» **PROBLEM STATEMENT**
Images must not appear in your copy; reproduce every other part of the records exactly.

» **RECORD SET**
————————
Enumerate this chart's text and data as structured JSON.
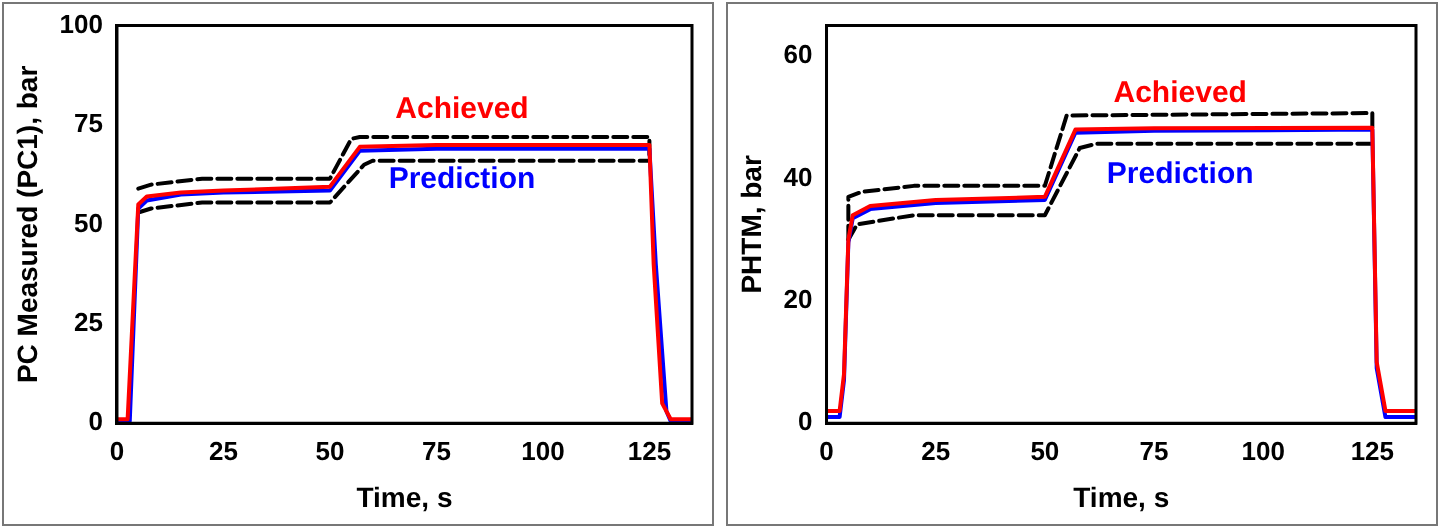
{
  "chart_data": [
    {
      "type": "line",
      "xlabel": "Time, s",
      "ylabel": "PC Measured (PC1), bar",
      "xlim": [
        0,
        135
      ],
      "xticks": [
        0,
        25,
        50,
        75,
        100,
        125
      ],
      "ylim": [
        0,
        100
      ],
      "yticks": [
        0,
        25,
        50,
        75,
        100
      ],
      "grid": false,
      "legend": false,
      "marker": "none",
      "series": [
        {
          "name": "Achieved",
          "color": "#ff0000",
          "x": [
            0,
            2.5,
            5,
            7,
            15,
            25,
            50,
            57,
            75,
            125,
            126,
            128,
            130,
            135
          ],
          "values": [
            1,
            1,
            55,
            57,
            58,
            58.5,
            59.5,
            69.5,
            70,
            70,
            40,
            5,
            1,
            1
          ]
        },
        {
          "name": "Prediction",
          "color": "#0000ff",
          "x": [
            0,
            3,
            5,
            7,
            15,
            25,
            50,
            57,
            75,
            125,
            126.5,
            129,
            130,
            135
          ],
          "values": [
            0.5,
            0.5,
            54,
            56,
            57.5,
            58,
            58.5,
            68.5,
            69,
            69,
            40,
            3,
            0.5,
            0.5
          ]
        },
        {
          "color": "#000000",
          "line_style": "dashed",
          "x": [
            5,
            8,
            20,
            50,
            55,
            57,
            125,
            125
          ],
          "values": [
            59,
            60,
            61.5,
            61.5,
            71.5,
            72,
            72,
            67
          ]
        },
        {
          "color": "#000000",
          "line_style": "dashed",
          "x": [
            5,
            8,
            20,
            50,
            58,
            60,
            125
          ],
          "values": [
            53,
            54,
            55.5,
            55.5,
            65,
            66,
            66
          ]
        }
      ]
    },
    {
      "type": "line",
      "xlabel": "Time, s",
      "ylabel": "PHTM, bar",
      "xlim": [
        0,
        135
      ],
      "xticks": [
        0,
        25,
        50,
        75,
        100,
        125
      ],
      "ylim": [
        0,
        65
      ],
      "yticks": [
        0,
        20,
        40,
        60
      ],
      "grid": false,
      "legend": false,
      "marker": "none",
      "series": [
        {
          "name": "Achieved",
          "color": "#ff0000",
          "x": [
            0,
            3,
            4,
            5,
            6,
            10,
            25,
            50,
            57,
            75,
            125,
            126,
            128,
            135
          ],
          "values": [
            2,
            2,
            8,
            30,
            34,
            35.5,
            36.5,
            37,
            48,
            48.2,
            48.3,
            10,
            2,
            2
          ]
        },
        {
          "name": "Prediction",
          "color": "#0000ff",
          "x": [
            0,
            3,
            4,
            5,
            6,
            10,
            25,
            50,
            57,
            75,
            125,
            126,
            128,
            135
          ],
          "values": [
            1,
            1,
            7,
            29.5,
            33.5,
            35,
            36,
            36.5,
            47.5,
            47.8,
            48,
            9,
            1,
            1
          ]
        },
        {
          "color": "#000000",
          "line_style": "dashed",
          "x": [
            5,
            5,
            8,
            20,
            50,
            55,
            125,
            125
          ],
          "values": [
            30,
            37,
            37.8,
            38.8,
            38.8,
            50.3,
            50.7,
            48
          ]
        },
        {
          "color": "#000000",
          "line_style": "dashed",
          "x": [
            5,
            7,
            20,
            50,
            58,
            62,
            125
          ],
          "values": [
            30,
            32.5,
            34,
            34,
            45,
            45.7,
            45.7
          ]
        }
      ]
    }
  ]
}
————————
» **TASK ANSWER**
Enumerate this chart's text and data as structured JSON.
{
  "chart_data": [
    {
      "type": "line",
      "xlabel": "Time, s",
      "ylabel": "PC Measured (PC1), bar",
      "xlim": [
        0,
        135
      ],
      "xticks": [
        0,
        25,
        50,
        75,
        100,
        125
      ],
      "ylim": [
        0,
        100
      ],
      "yticks": [
        0,
        25,
        50,
        75,
        100
      ],
      "grid": false,
      "legend": false,
      "marker": "none",
      "series": [
        {
          "name": "Achieved",
          "color": "#ff0000",
          "x": [
            0,
            2.5,
            5,
            7,
            15,
            25,
            50,
            57,
            75,
            125,
            126,
            128,
            130,
            135
          ],
          "values": [
            1,
            1,
            55,
            57,
            58,
            58.5,
            59.5,
            69.5,
            70,
            70,
            40,
            5,
            1,
            1
          ]
        },
        {
          "name": "Prediction",
          "color": "#0000ff",
          "x": [
            0,
            3,
            5,
            7,
            15,
            25,
            50,
            57,
            75,
            125,
            126.5,
            129,
            130,
            135
          ],
          "values": [
            0.5,
            0.5,
            54,
            56,
            57.5,
            58,
            58.5,
            68.5,
            69,
            69,
            40,
            3,
            0.5,
            0.5
          ]
        },
        {
          "color": "#000000",
          "line_style": "dashed",
          "x": [
            5,
            8,
            20,
            50,
            55,
            57,
            125,
            125
          ],
          "values": [
            59,
            60,
            61.5,
            61.5,
            71.5,
            72,
            72,
            67
          ]
        },
        {
          "color": "#000000",
          "line_style": "dashed",
          "x": [
            5,
            8,
            20,
            50,
            58,
            60,
            125
          ],
          "values": [
            53,
            54,
            55.5,
            55.5,
            65,
            66,
            66
          ]
        }
      ]
    },
    {
      "type": "line",
      "xlabel": "Time, s",
      "ylabel": "PHTM, bar",
      "xlim": [
        0,
        135
      ],
      "xticks": [
        0,
        25,
        50,
        75,
        100,
        125
      ],
      "ylim": [
        0,
        65
      ],
      "yticks": [
        0,
        20,
        40,
        60
      ],
      "grid": false,
      "legend": false,
      "marker": "none",
      "series": [
        {
          "name": "Achieved",
          "color": "#ff0000",
          "x": [
            0,
            3,
            4,
            5,
            6,
            10,
            25,
            50,
            57,
            75,
            125,
            126,
            128,
            135
          ],
          "values": [
            2,
            2,
            8,
            30,
            34,
            35.5,
            36.5,
            37,
            48,
            48.2,
            48.3,
            10,
            2,
            2
          ]
        },
        {
          "name": "Prediction",
          "color": "#0000ff",
          "x": [
            0,
            3,
            4,
            5,
            6,
            10,
            25,
            50,
            57,
            75,
            125,
            126,
            128,
            135
          ],
          "values": [
            1,
            1,
            7,
            29.5,
            33.5,
            35,
            36,
            36.5,
            47.5,
            47.8,
            48,
            9,
            1,
            1
          ]
        },
        {
          "color": "#000000",
          "line_style": "dashed",
          "x": [
            5,
            5,
            8,
            20,
            50,
            55,
            125,
            125
          ],
          "values": [
            30,
            37,
            37.8,
            38.8,
            38.8,
            50.3,
            50.7,
            48
          ]
        },
        {
          "color": "#000000",
          "line_style": "dashed",
          "x": [
            5,
            7,
            20,
            50,
            58,
            62,
            125
          ],
          "values": [
            30,
            32.5,
            34,
            34,
            45,
            45.7,
            45.7
          ]
        }
      ]
    }
  ]
}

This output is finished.